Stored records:
==*==
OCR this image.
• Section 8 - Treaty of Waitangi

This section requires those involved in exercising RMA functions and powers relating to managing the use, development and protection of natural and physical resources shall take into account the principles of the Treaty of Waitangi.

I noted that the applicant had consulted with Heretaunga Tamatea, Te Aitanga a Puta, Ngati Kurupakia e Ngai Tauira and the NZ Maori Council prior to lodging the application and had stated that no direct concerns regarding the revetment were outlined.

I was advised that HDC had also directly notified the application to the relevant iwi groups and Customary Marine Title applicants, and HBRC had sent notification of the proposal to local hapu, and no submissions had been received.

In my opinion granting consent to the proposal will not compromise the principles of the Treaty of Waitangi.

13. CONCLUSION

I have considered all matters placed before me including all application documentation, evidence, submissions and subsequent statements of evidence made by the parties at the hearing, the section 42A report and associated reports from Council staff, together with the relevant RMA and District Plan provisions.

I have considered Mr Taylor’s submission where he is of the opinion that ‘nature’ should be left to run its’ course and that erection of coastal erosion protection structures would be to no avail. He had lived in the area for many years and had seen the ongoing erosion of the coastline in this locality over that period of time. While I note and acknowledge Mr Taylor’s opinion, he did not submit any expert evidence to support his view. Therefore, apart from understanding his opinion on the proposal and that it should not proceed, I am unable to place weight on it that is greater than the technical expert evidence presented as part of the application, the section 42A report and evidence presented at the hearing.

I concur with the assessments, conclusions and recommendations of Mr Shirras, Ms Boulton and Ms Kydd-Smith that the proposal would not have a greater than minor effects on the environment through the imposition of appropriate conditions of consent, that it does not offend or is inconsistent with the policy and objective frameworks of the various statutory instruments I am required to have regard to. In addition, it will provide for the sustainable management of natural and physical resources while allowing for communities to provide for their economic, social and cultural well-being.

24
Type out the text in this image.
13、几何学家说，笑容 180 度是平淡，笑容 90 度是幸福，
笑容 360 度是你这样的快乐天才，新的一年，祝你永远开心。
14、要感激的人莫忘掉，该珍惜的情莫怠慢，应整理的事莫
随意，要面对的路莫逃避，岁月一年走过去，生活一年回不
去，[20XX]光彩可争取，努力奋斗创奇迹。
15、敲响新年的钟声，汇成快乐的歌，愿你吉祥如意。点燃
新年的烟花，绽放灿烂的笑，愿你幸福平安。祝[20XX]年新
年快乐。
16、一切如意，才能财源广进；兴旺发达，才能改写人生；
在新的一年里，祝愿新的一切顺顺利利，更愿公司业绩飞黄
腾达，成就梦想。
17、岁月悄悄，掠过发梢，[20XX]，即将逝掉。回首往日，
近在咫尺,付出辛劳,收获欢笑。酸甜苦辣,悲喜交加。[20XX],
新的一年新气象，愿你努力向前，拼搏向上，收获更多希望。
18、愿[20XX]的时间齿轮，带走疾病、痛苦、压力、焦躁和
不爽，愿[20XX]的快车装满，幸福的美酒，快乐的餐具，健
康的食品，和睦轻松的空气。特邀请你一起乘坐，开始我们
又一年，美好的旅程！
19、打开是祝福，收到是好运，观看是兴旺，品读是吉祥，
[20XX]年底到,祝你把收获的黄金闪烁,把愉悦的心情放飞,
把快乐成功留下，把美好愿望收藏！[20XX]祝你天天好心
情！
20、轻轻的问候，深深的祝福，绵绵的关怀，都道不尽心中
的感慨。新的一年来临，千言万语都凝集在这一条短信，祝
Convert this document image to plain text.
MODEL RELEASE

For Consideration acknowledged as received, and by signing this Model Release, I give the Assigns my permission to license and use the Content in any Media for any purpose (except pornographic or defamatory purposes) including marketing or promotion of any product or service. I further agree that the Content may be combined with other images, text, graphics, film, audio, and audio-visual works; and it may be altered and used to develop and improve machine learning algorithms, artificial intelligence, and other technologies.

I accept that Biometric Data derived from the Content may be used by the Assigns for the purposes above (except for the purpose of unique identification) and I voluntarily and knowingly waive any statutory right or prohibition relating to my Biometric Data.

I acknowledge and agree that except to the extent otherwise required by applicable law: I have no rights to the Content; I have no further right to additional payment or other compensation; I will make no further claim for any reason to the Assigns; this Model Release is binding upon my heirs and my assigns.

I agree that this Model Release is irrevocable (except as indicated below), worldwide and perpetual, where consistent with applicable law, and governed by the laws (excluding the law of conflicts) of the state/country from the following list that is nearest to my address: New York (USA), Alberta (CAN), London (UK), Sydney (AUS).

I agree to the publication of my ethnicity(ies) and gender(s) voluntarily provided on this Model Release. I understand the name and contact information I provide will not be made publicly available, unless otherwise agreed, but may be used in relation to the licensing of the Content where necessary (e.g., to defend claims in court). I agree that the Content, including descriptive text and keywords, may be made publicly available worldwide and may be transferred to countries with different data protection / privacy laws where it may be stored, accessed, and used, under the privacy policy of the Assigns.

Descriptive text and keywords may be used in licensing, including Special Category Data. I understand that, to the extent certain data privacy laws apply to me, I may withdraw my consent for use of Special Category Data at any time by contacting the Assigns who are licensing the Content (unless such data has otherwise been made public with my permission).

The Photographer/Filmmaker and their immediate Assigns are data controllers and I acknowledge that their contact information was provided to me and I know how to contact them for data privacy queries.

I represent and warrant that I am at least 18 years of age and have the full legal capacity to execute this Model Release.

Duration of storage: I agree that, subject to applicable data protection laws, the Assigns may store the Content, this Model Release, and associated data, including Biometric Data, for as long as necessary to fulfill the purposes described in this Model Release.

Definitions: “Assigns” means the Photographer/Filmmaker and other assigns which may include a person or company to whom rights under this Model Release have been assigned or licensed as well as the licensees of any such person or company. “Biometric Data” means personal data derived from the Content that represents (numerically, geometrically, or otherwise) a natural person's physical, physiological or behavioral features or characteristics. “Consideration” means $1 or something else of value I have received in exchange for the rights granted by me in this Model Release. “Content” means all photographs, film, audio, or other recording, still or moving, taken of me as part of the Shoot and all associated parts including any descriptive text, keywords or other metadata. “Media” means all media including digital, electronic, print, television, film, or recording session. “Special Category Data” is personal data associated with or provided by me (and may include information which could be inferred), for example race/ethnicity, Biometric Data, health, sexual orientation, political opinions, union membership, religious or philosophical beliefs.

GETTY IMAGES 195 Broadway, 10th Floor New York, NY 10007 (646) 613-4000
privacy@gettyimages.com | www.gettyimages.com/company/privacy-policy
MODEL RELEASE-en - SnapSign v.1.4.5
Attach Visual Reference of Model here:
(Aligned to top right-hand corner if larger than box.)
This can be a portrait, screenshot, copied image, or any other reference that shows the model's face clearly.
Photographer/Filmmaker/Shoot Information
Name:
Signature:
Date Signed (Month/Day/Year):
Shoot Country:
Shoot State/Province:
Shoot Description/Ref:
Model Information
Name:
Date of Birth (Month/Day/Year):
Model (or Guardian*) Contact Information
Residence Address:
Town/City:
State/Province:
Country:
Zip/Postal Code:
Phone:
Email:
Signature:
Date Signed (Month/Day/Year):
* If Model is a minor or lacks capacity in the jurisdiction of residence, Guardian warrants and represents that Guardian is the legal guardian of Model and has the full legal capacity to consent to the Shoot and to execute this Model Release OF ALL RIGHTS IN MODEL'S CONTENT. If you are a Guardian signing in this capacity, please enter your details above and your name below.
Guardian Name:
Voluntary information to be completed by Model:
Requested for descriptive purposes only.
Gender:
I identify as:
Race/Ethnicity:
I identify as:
==*==
Problem to solve:
In the records above, find the lines containing "Consideration" and copy them.

Response:
For Consideration acknowledged as received, and by signing this Model Release, I give the Assigns my permission to license and use the Content in any Media for any purpose (except pornographic or defamatory purposes) including marketing or promotion of any product or service. I further agree that the Content may be combined with other images, text, graphics, film, audio, and audio-visual works; and it may be altered and used to develop and improve machine learning algorithms, artificial intelligence, and other technologies.
Definitions: “Assigns” means the Photographer/Filmmaker and other assigns which may include a person or company to whom rights under this Model Release have been assigned or licensed as well as the licensees of any such person or company. “Biometric Data” means personal data derived from the Content that represents (numerically, geometrically, or otherwise) a natural person's physical, physiological or behavioral features or characteristics. “Consideration” means $1 or something else of value I have received in exchange for the rights granted by me in this Model Release. “Content” means all photographs, film, audio, or other recording, still or moving, taken of me as part of the Shoot and all associated parts including any descriptive text, keywords or other metadata. “Media” means all media including digital, electronic, print, television, film, or recording session. “Special Category Data” is personal data associated with or provided by me (and may include information which could be inferred), for example race/ethnicity, Biometric Data, health, sexual orientation, political opinions, union membership, religious or philosophical beliefs.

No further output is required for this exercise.